Written task >> From the records below, copy every line that contains the word "title".

########

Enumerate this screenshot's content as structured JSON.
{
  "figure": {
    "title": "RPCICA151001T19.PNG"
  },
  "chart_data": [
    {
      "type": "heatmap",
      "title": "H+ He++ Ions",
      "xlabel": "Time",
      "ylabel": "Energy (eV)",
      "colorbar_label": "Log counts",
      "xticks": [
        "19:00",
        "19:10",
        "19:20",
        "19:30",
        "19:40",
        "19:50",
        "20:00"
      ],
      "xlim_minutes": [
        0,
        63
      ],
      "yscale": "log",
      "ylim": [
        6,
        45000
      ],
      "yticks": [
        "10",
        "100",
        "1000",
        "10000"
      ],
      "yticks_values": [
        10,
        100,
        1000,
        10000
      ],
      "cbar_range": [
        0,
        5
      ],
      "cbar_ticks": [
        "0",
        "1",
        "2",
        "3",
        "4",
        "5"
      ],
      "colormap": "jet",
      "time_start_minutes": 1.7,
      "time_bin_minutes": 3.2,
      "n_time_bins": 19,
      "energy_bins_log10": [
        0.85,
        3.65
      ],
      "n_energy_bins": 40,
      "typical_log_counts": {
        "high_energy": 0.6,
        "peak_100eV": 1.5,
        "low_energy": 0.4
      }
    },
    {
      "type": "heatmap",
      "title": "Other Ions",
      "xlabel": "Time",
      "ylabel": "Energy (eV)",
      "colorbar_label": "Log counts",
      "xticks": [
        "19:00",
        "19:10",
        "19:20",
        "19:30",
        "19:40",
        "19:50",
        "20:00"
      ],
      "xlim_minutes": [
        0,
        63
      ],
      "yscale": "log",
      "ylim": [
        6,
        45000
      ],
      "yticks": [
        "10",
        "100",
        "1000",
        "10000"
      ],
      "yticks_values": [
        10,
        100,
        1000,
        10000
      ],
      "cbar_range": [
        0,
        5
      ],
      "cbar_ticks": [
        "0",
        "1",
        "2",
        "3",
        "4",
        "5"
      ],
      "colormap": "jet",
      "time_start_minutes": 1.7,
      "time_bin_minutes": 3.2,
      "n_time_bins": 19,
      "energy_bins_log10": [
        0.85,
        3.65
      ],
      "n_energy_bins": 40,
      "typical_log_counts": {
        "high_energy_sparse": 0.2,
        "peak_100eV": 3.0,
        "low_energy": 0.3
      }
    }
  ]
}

########

Exercise output >>
    "title": "RPCICA151001T19.PNG"
      "title": "H+ He++ Ions",
      "title": "Other Ions",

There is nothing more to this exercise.